Can the data below be echoed back word for word?

(begin)

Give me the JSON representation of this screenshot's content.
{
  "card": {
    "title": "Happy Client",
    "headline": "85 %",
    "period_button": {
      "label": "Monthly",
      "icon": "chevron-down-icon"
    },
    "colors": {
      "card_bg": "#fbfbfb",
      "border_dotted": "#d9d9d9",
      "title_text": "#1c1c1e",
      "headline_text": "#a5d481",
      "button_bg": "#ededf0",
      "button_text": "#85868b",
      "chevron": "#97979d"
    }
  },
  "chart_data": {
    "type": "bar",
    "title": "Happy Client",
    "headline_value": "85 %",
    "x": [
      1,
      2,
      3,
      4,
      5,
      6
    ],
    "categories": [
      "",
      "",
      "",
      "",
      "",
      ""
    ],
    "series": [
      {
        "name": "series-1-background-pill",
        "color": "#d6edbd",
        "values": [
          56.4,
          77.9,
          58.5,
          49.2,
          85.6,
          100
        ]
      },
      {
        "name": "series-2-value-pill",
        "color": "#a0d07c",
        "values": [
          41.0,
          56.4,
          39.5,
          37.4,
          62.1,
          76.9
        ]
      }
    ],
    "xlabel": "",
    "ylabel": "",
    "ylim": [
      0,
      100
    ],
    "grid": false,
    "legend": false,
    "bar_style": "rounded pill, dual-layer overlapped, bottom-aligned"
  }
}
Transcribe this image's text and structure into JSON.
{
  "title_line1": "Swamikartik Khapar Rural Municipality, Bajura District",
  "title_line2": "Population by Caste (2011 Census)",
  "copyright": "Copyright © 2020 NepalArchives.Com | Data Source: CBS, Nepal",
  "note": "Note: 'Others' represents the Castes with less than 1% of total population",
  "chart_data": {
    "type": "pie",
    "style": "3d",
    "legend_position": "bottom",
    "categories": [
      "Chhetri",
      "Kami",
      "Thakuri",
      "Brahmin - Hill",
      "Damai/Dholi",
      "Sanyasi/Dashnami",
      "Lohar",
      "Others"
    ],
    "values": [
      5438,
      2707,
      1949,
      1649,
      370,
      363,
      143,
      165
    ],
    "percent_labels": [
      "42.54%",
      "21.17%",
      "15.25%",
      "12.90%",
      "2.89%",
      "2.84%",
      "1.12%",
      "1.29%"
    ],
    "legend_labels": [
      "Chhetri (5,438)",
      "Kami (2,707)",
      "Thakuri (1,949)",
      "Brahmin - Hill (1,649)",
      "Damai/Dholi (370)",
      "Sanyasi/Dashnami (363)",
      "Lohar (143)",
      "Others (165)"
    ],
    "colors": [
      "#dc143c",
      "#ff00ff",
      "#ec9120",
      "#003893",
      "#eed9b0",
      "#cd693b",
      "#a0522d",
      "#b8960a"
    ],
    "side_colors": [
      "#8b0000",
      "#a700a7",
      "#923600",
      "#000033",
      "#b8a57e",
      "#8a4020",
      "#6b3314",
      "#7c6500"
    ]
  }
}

(end)

- **SOLUTION FOR THIS EXERCISE**
Give me the JSON representation of this screenshot's content.
{
  "card": {
    "title": "Happy Client",
    "headline": "85 %",
    "period_button": {
      "label": "Monthly",
      "icon": "chevron-down-icon"
    },
    "colors": {
      "card_bg": "#fbfbfb",
      "border_dotted": "#d9d9d9",
      "title_text": "#1c1c1e",
      "headline_text": "#a5d481",
      "button_bg": "#ededf0",
      "button_text": "#85868b",
      "chevron": "#97979d"
    }
  },
  "chart_data": {
    "type": "bar",
    "title": "Happy Client",
    "headline_value": "85 %",
    "x": [
      1,
      2,
      3,
      4,
      5,
      6
    ],
    "categories": [
      "",
      "",
      "",
      "",
      "",
      ""
    ],
    "series": [
      {
        "name": "series-1-background-pill",
        "color": "#d6edbd",
        "values": [
          56.4,
          77.9,
          58.5,
          49.2,
          85.6,
          100
        ]
      },
      {
        "name": "series-2-value-pill",
        "color": "#a0d07c",
        "values": [
          41.0,
          56.4,
          39.5,
          37.4,
          62.1,
          76.9
        ]
      }
    ],
    "xlabel": "",
    "ylabel": "",
    "ylim": [
      0,
      100
    ],
    "grid": false,
    "legend": false,
    "bar_style": "rounded pill, dual-layer overlapped, bottom-aligned"
  }
}
Transcribe this image's text and structure into JSON.
{
  "title_line1": "Swamikartik Khapar Rural Municipality, Bajura District",
  "title_line2": "Population by Caste (2011 Census)",
  "copyright": "Copyright © 2020 NepalArchives.Com | Data Source: CBS, Nepal",
  "note": "Note: 'Others' represents the Castes with less than 1% of total population",
  "chart_data": {
    "type": "pie",
    "style": "3d",
    "legend_position": "bottom",
    "categories": [
      "Chhetri",
      "Kami",
      "Thakuri",
      "Brahmin - Hill",
      "Damai/Dholi",
      "Sanyasi/Dashnami",
      "Lohar",
      "Others"
    ],
    "values": [
      5438,
      2707,
      1949,
      1649,
      370,
      363,
      143,
      165
    ],
    "percent_labels": [
      "42.54%",
      "21.17%",
      "15.25%",
      "12.90%",
      "2.89%",
      "2.84%",
      "1.12%",
      "1.29%"
    ],
    "legend_labels": [
      "Chhetri (5,438)",
      "Kami (2,707)",
      "Thakuri (1,949)",
      "Brahmin - Hill (1,649)",
      "Damai/Dholi (370)",
      "Sanyasi/Dashnami (363)",
      "Lohar (143)",
      "Others (165)"
    ],
    "colors": [
      "#dc143c",
      "#ff00ff",
      "#ec9120",
      "#003893",
      "#eed9b0",
      "#cd693b",
      "#a0522d",
      "#b8960a"
    ],
    "side_colors": [
      "#8b0000",
      "#a700a7",
      "#923600",
      "#000033",
      "#b8a57e",
      "#8a4020",
      "#6b3314",
      "#7c6500"
    ]
  }
}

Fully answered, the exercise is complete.